Dataset entries:
--
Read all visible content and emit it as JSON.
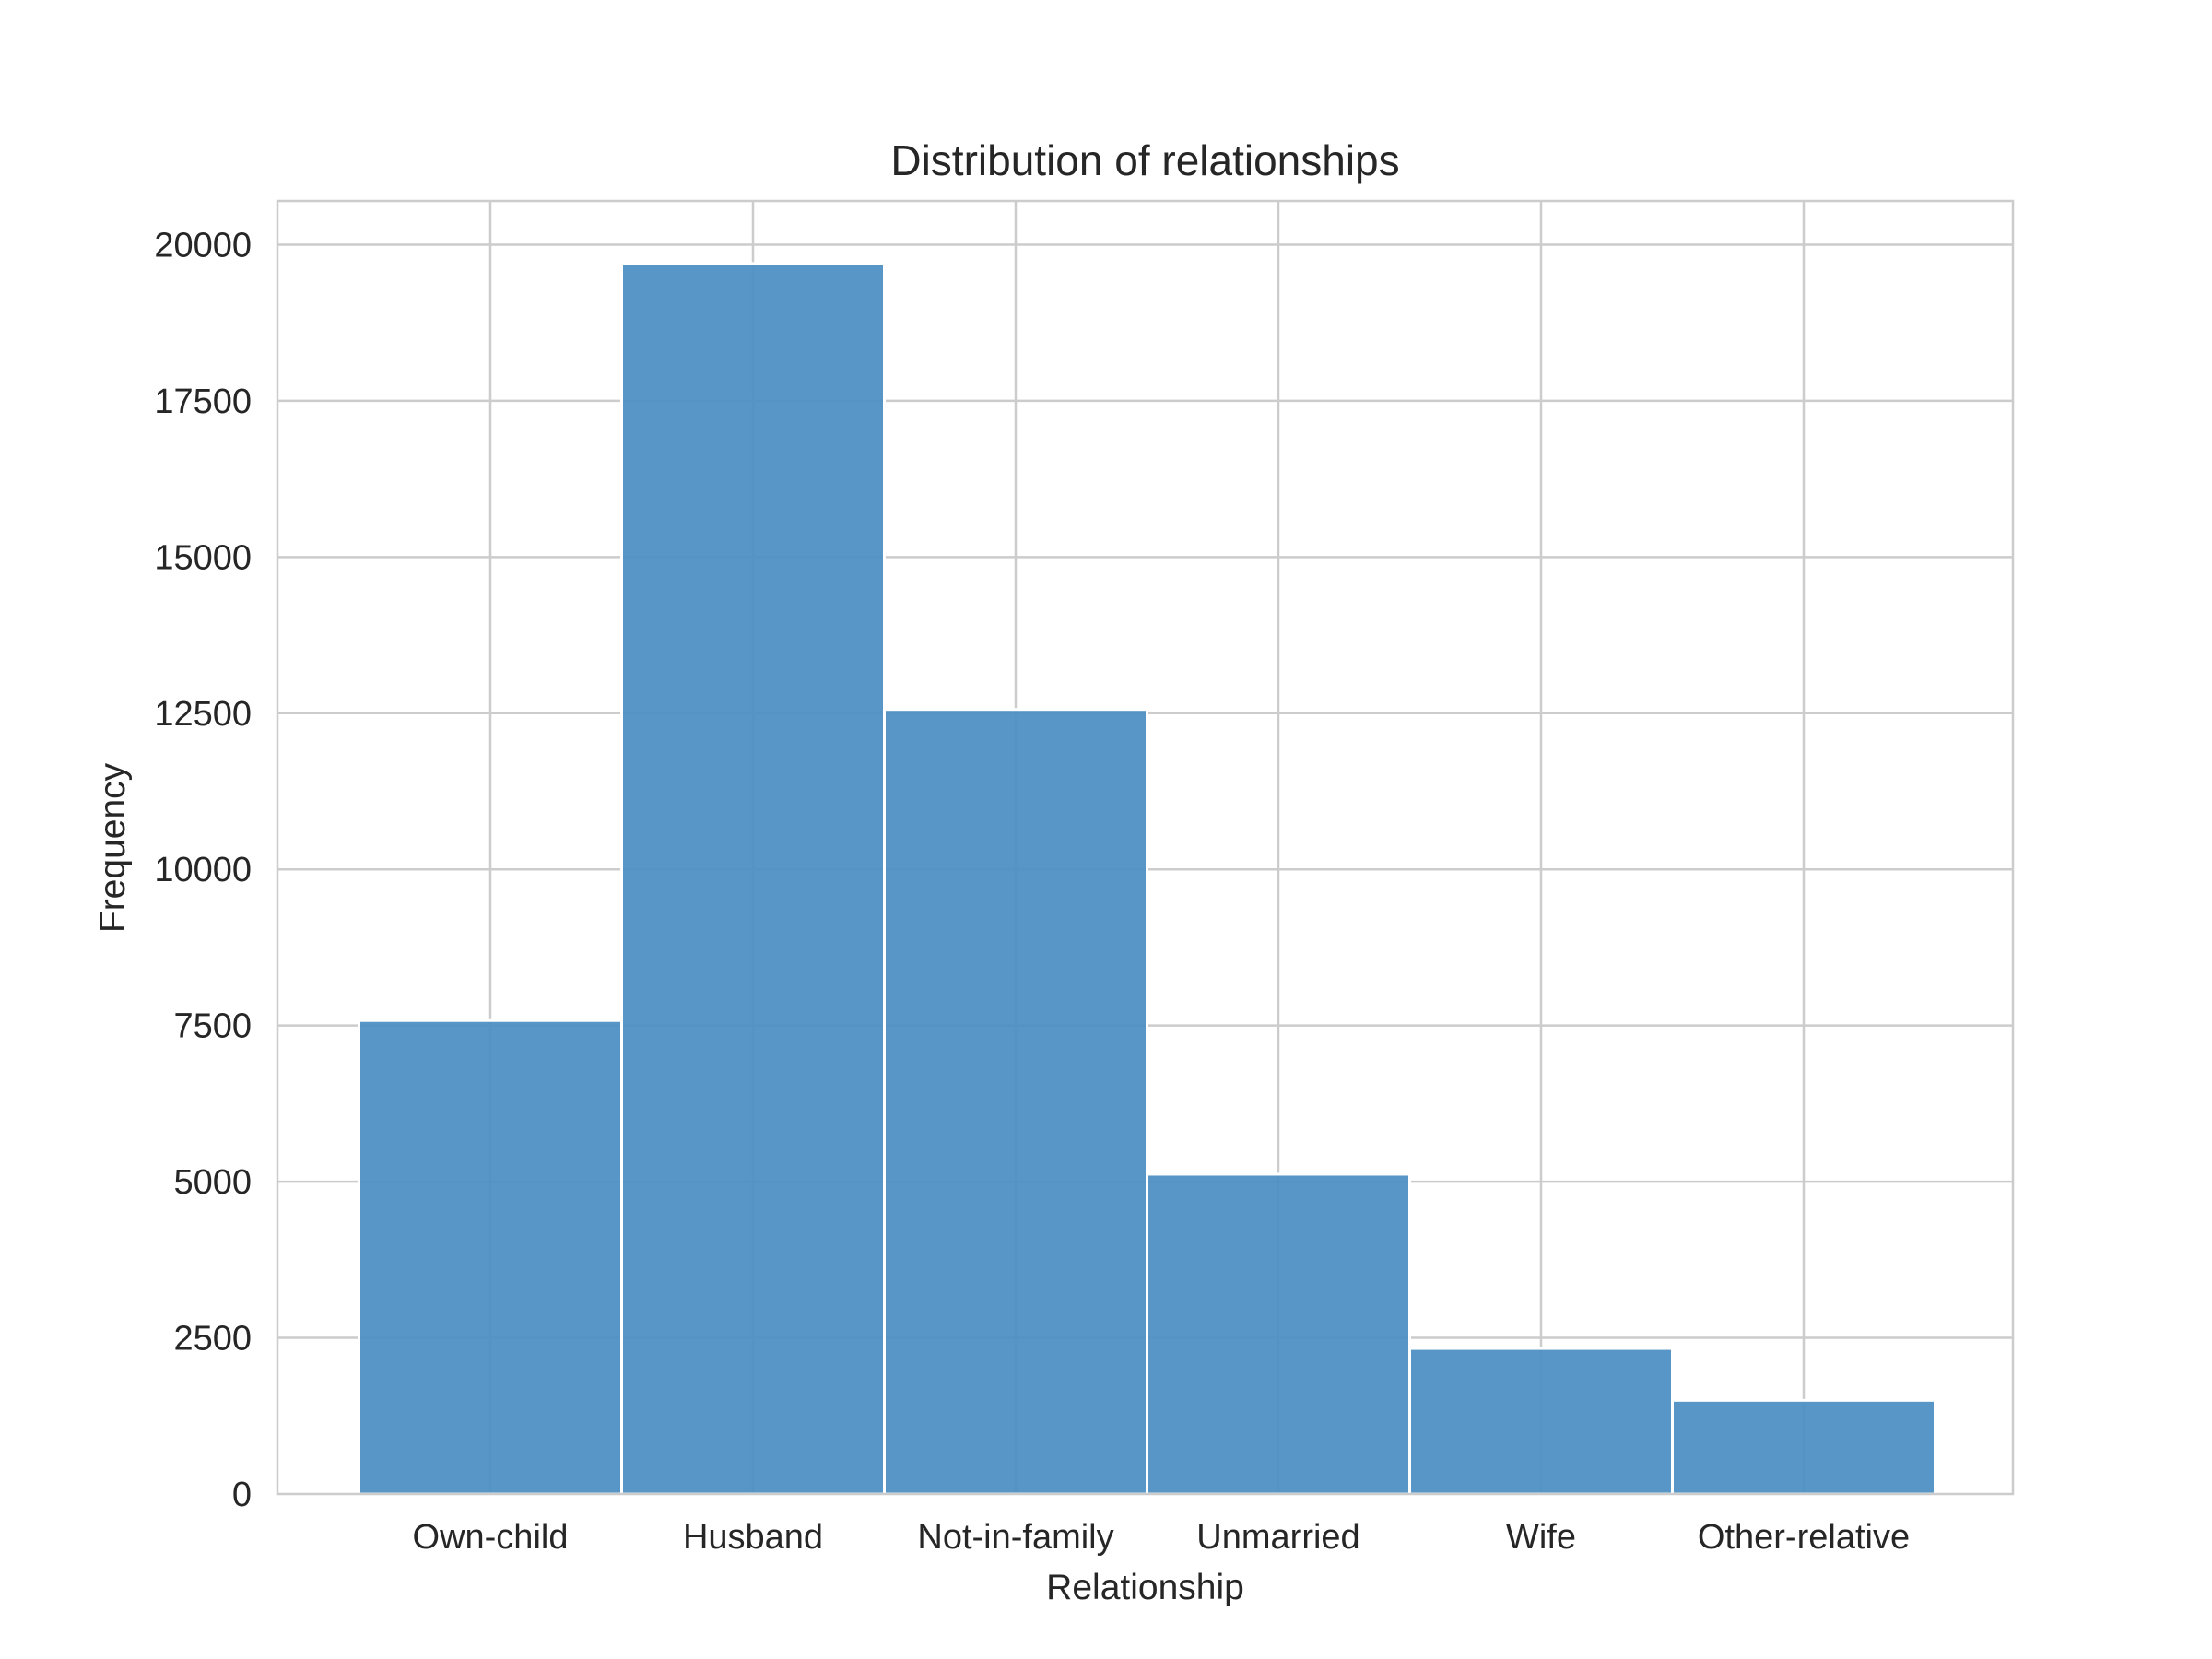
{
  "chart_data": {
    "type": "bar",
    "title": "Distribution of relationships",
    "xlabel": "Relationship",
    "ylabel": "Frequency",
    "categories": [
      "Own-child",
      "Husband",
      "Not-in-family",
      "Unmarried",
      "Wife",
      "Other-relative"
    ],
    "values": [
      7580,
      19700,
      12560,
      5120,
      2330,
      1500
    ],
    "ylim": [
      0,
      20700
    ],
    "yticks": [
      0,
      2500,
      5000,
      7500,
      10000,
      12500,
      15000,
      17500,
      20000
    ],
    "grid": true,
    "legend": "none",
    "bar_color": "#4c8fc2"
  }
}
--
TASK DESCRIPTION:
Quote every line word for word and keep the images out of the copy.

WORKED SOLUTION:
Read all visible content and emit it as JSON.
{
  "chart_data": {
    "type": "bar",
    "title": "Distribution of relationships",
    "xlabel": "Relationship",
    "ylabel": "Frequency",
    "categories": [
      "Own-child",
      "Husband",
      "Not-in-family",
      "Unmarried",
      "Wife",
      "Other-relative"
    ],
    "values": [
      7580,
      19700,
      12560,
      5120,
      2330,
      1500
    ],
    "ylim": [
      0,
      20700
    ],
    "yticks": [
      0,
      2500,
      5000,
      7500,
      10000,
      12500,
      15000,
      17500,
      20000
    ],
    "grid": true,
    "legend": "none",
    "bar_color": "#4c8fc2"
  }
}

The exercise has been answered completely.